[Saved entries]

.....

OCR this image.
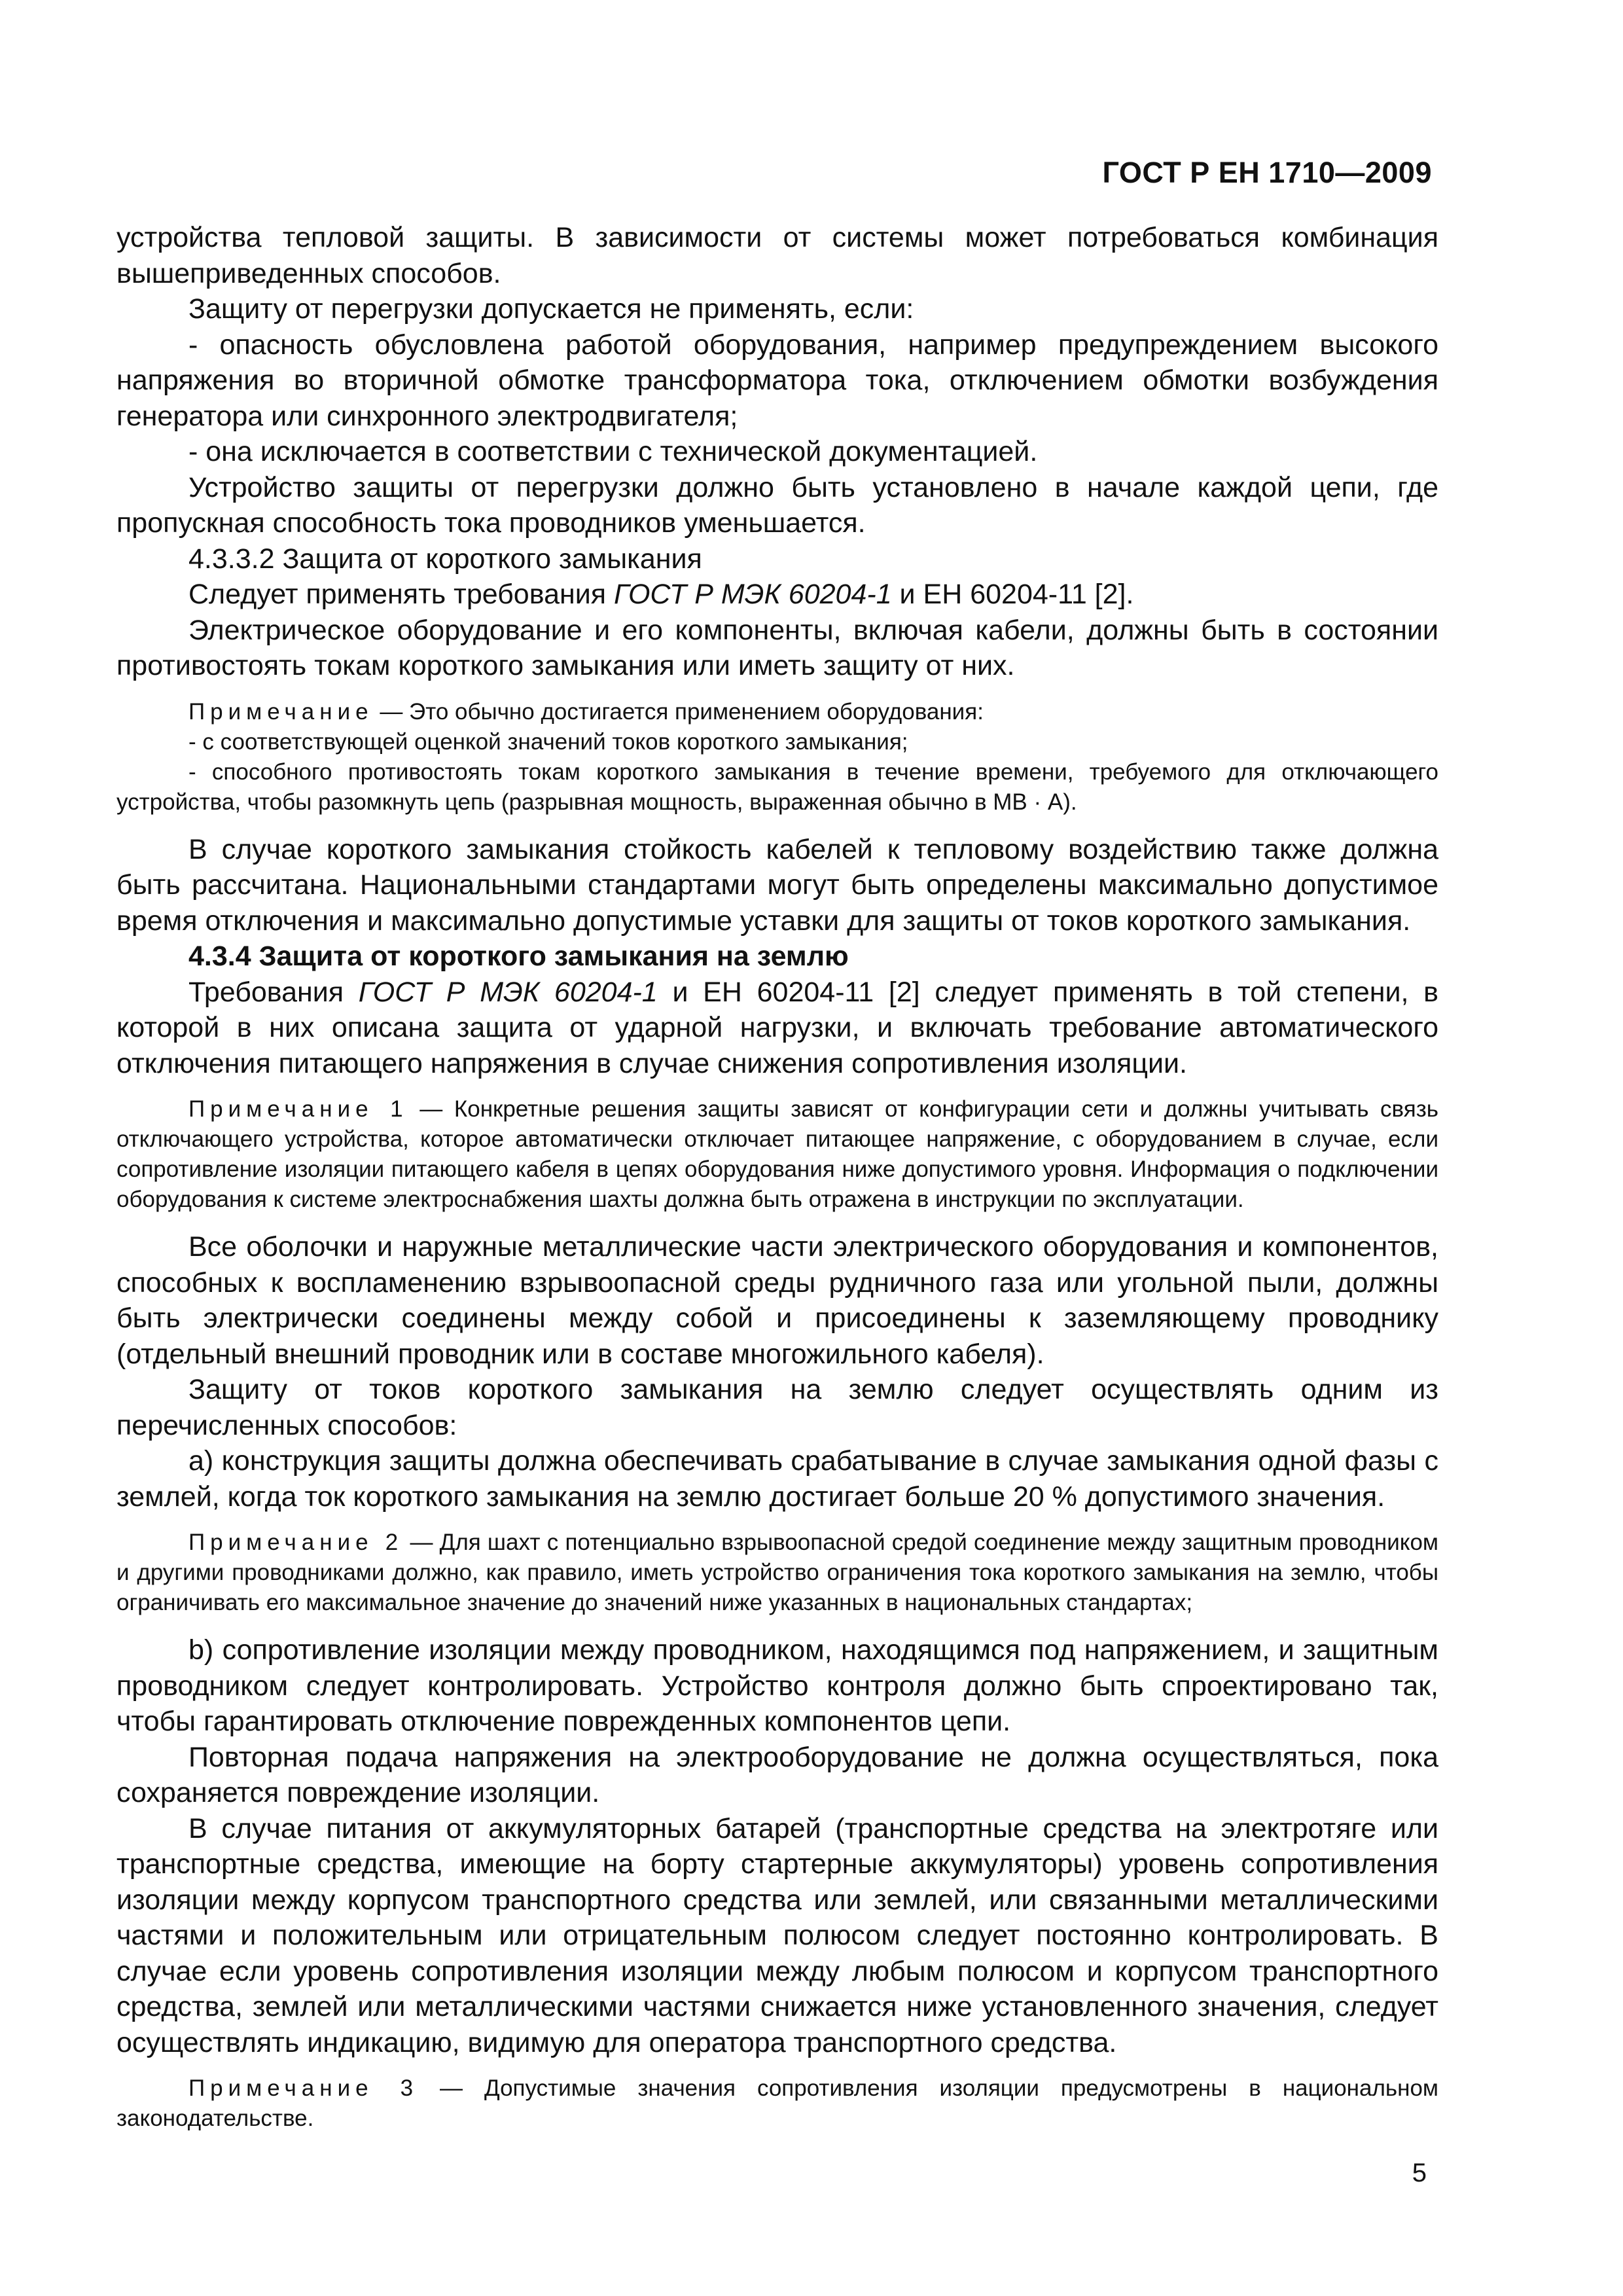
ГОСТ Р ЕН 1710—2009

устройства тепловой защиты. В зависимости от системы может потребоваться комбинация вышеприведенных способов.

Защиту от перегрузки допускается не применять, если:

- опасность обусловлена работой оборудования, например предупреждением высокого напряжения во вторичной обмотке трансформатора тока, отключением обмотки возбуждения генератора или синхронного электродвигателя;

- она исключается в соответствии с технической документацией.

Устройство защиты от перегрузки должно быть установлено в начале каждой цепи, где пропускная способность тока проводников уменьшается.

4.3.3.2 Защита от короткого замыкания

Следует применять требования ГОСТ Р МЭК 60204-1 и ЕН 60204-11 [2].

Электрическое оборудование и его компоненты, включая кабели, должны быть в состоянии противостоять токам короткого замыкания или иметь защиту от них.

Примечание — Это обычно достигается применением оборудования:

- с соответствующей оценкой значений токов короткого замыкания;

- способного противостоять токам короткого замыкания в течение времени, требуемого для отключающего устройства, чтобы разомкнуть цепь (разрывная мощность, выраженная обычно в МВ · А).

В случае короткого замыкания стойкость кабелей к тепловому воздействию также должна быть рассчитана. Национальными стандартами могут быть определены максимально допустимое время отключения и максимально допустимые уставки для защиты от токов короткого замыкания.

4.3.4 Защита от короткого замыкания на землю

Требования ГОСТ Р МЭК 60204-1 и ЕН 60204-11 [2] следует применять в той степени, в которой в них описана защита от ударной нагрузки, и включать требование автоматического отключения питающего напряжения в случае снижения сопротивления изоляции.

Примечание 1 — Конкретные решения защиты зависят от конфигурации сети и должны учитывать связь отключающего устройства, которое автоматически отключает питающее напряжение, с оборудованием в случае, если сопротивление изоляции питающего кабеля в цепях оборудования ниже допустимого уровня. Информация о подключении оборудования к системе электроснабжения шахты должна быть отражена в инструкции по эксплуатации.

Все оболочки и наружные металлические части электрического оборудования и компонентов, способных к воспламенению взрывоопасной среды рудничного газа или угольной пыли, должны быть электрически соединены между собой и присоединены к заземляющему проводнику (отдельный внешний проводник или в составе многожильного кабеля).

Защиту от токов короткого замыкания на землю следует осуществлять одним из перечисленных способов:

а) конструкция защиты должна обеспечивать срабатывание в случае замыкания одной фазы с землей, когда ток короткого замыкания на землю достигает больше 20 % допустимого значения.

Примечание 2 — Для шахт с потенциально взрывоопасной средой соединение между защитным проводником и другими проводниками должно, как правило, иметь устройство ограничения тока короткого замыкания на землю, чтобы ограничивать его максимальное значение до значений ниже указанных в национальных стандартах;

b) сопротивление изоляции между проводником, находящимся под напряжением, и защитным проводником следует контролировать. Устройство контроля должно быть спроектировано так, чтобы гарантировать отключение поврежденных компонентов цепи.

Повторная подача напряжения на электрооборудование не должна осуществляться, пока сохраняется повреждение изоляции.

В случае питания от аккумуляторных батарей (транспортные средства на электротяге или транспортные средства, имеющие на борту стартерные аккумуляторы) уровень сопротивления изоляции между корпусом транспортного средства или землей, или связанными металлическими частями и положительным или отрицательным полюсом следует постоянно контролировать. В случае если уровень сопротивления изоляции между любым полюсом и корпусом транспортного средства, землей или металлическими частями снижается ниже установленного значения, следует осуществлять индикацию, видимую для оператора транспортного средства.

Примечание 3 — Допустимые значения сопротивления изоляции предусмотрены в национальном законодательстве.

5
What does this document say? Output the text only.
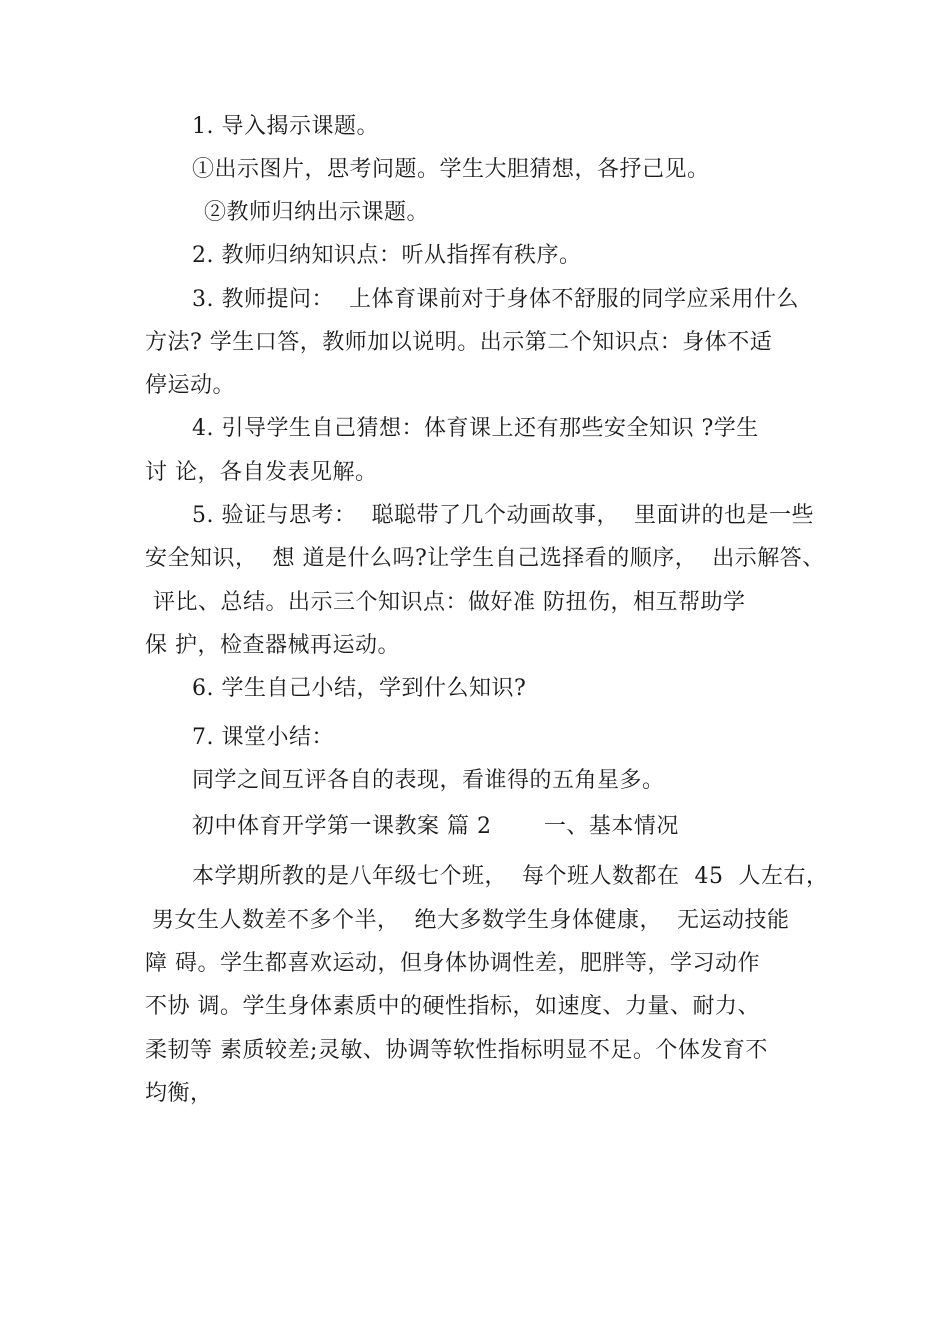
1. 导入揭示课题。
①出示图片，思考问题。学生大胆猜想，各抒己见。
②教师归纳出示课题。
2. 教师归纳知识点：听从指挥有秩序。
3. 教师提问：  上体育课前对于身体不舒服的同学应采用什么
方法? 学生口答，教师加以说明。出示第二个知识点：身体不适
停运动。
4. 引导学生自己猜想：体育课上还有那些安全知识 ?学生
讨 论，各自发表见解。
5. 验证与思考：  聪聪带了几个动画故事，  里面讲的也是一些
安全知识，  想 道是什么吗?让学生自己选择看的顺序，  出示解答、
评比、总结。出示三个知识点：做好准 防扭伤，相互帮助学
保 护，检查器械再运动。
6. 学生自己小结，学到什么知识?
7. 课堂小结：
同学之间互评各自的表现，看谁得的五角星多。
初中体育开学第一课教案 篇 2       一、基本情况
本学期所教的是八年级七个班，  每个班人数都在  45  人左右，
男女生人数差不多个半，  绝大多数学生身体健康，  无运动技能
障 碍。学生都喜欢运动，但身体协调性差，肥胖等，学习动作
不协 调。学生身体素质中的硬性指标，如速度、力量、耐力、
柔韧等 素质较差;灵敏、协调等软性指标明显不足。个体发育不
均衡，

.....

→ WORK TO DO
Give every record again exactly, apart from the pictures, which stay out.

→ RESULT
OCR this image.
ГОСТ Р ЕН 1710—2009

устройства тепловой защиты. В зависимости от системы может потребоваться комбинация вышеприведенных способов.

Защиту от перегрузки допускается не применять, если:

- опасность обусловлена работой оборудования, например предупреждением высокого напряжения во вторичной обмотке трансформатора тока, отключением обмотки возбуждения генератора или синхронного электродвигателя;

- она исключается в соответствии с технической документацией.

Устройство защиты от перегрузки должно быть установлено в начале каждой цепи, где пропускная способность тока проводников уменьшается.

4.3.3.2 Защита от короткого замыкания

Следует применять требования ГОСТ Р МЭК 60204-1 и ЕН 60204-11 [2].

Электрическое оборудование и его компоненты, включая кабели, должны быть в состоянии противостоять токам короткого замыкания или иметь защиту от них.

Примечание — Это обычно достигается применением оборудования:

- с соответствующей оценкой значений токов короткого замыкания;

- способного противостоять токам короткого замыкания в течение времени, требуемого для отключающего устройства, чтобы разомкнуть цепь (разрывная мощность, выраженная обычно в МВ · А).

В случае короткого замыкания стойкость кабелей к тепловому воздействию также должна быть рассчитана. Национальными стандартами могут быть определены максимально допустимое время отключения и максимально допустимые уставки для защиты от токов короткого замыкания.

4.3.4 Защита от короткого замыкания на землю

Требования ГОСТ Р МЭК 60204-1 и ЕН 60204-11 [2] следует применять в той степени, в которой в них описана защита от ударной нагрузки, и включать требование автоматического отключения питающего напряжения в случае снижения сопротивления изоляции.

Примечание 1 — Конкретные решения защиты зависят от конфигурации сети и должны учитывать связь отключающего устройства, которое автоматически отключает питающее напряжение, с оборудованием в случае, если сопротивление изоляции питающего кабеля в цепях оборудования ниже допустимого уровня. Информация о подключении оборудования к системе электроснабжения шахты должна быть отражена в инструкции по эксплуатации.

Все оболочки и наружные металлические части электрического оборудования и компонентов, способных к воспламенению взрывоопасной среды рудничного газа или угольной пыли, должны быть электрически соединены между собой и присоединены к заземляющему проводнику (отдельный внешний проводник или в составе многожильного кабеля).

Защиту от токов короткого замыкания на землю следует осуществлять одним из перечисленных способов:

а) конструкция защиты должна обеспечивать срабатывание в случае замыкания одной фазы с землей, когда ток короткого замыкания на землю достигает больше 20 % допустимого значения.

Примечание 2 — Для шахт с потенциально взрывоопасной средой соединение между защитным проводником и другими проводниками должно, как правило, иметь устройство ограничения тока короткого замыкания на землю, чтобы ограничивать его максимальное значение до значений ниже указанных в национальных стандартах;

b) сопротивление изоляции между проводником, находящимся под напряжением, и защитным проводником следует контролировать. Устройство контроля должно быть спроектировано так, чтобы гарантировать отключение поврежденных компонентов цепи.

Повторная подача напряжения на электрооборудование не должна осуществляться, пока сохраняется повреждение изоляции.

В случае питания от аккумуляторных батарей (транспортные средства на электротяге или транспортные средства, имеющие на борту стартерные аккумуляторы) уровень сопротивления изоляции между корпусом транспортного средства или землей, или связанными металлическими частями и положительным или отрицательным полюсом следует постоянно контролировать. В случае если уровень сопротивления изоляции между любым полюсом и корпусом транспортного средства, землей или металлическими частями снижается ниже установленного значения, следует осуществлять индикацию, видимую для оператора транспортного средства.

Примечание 3 — Допустимые значения сопротивления изоляции предусмотрены в национальном законодательстве.

5
What does this document say? Output the text only.
1. 导入揭示课题。
①出示图片，思考问题。学生大胆猜想，各抒己见。
②教师归纳出示课题。
2. 教师归纳知识点：听从指挥有秩序。
3. 教师提问：  上体育课前对于身体不舒服的同学应采用什么
方法? 学生口答，教师加以说明。出示第二个知识点：身体不适
停运动。
4. 引导学生自己猜想：体育课上还有那些安全知识 ?学生
讨 论，各自发表见解。
5. 验证与思考：  聪聪带了几个动画故事，  里面讲的也是一些
安全知识，  想 道是什么吗?让学生自己选择看的顺序，  出示解答、
评比、总结。出示三个知识点：做好准 防扭伤，相互帮助学
保 护，检查器械再运动。
6. 学生自己小结，学到什么知识?
7. 课堂小结：
同学之间互评各自的表现，看谁得的五角星多。
初中体育开学第一课教案 篇 2       一、基本情况
本学期所教的是八年级七个班，  每个班人数都在  45  人左右，
男女生人数差不多个半，  绝大多数学生身体健康，  无运动技能
障 碍。学生都喜欢运动，但身体协调性差，肥胖等，学习动作
不协 调。学生身体素质中的硬性指标，如速度、力量、耐力、
柔韧等 素质较差;灵敏、协调等软性指标明显不足。个体发育不
均衡，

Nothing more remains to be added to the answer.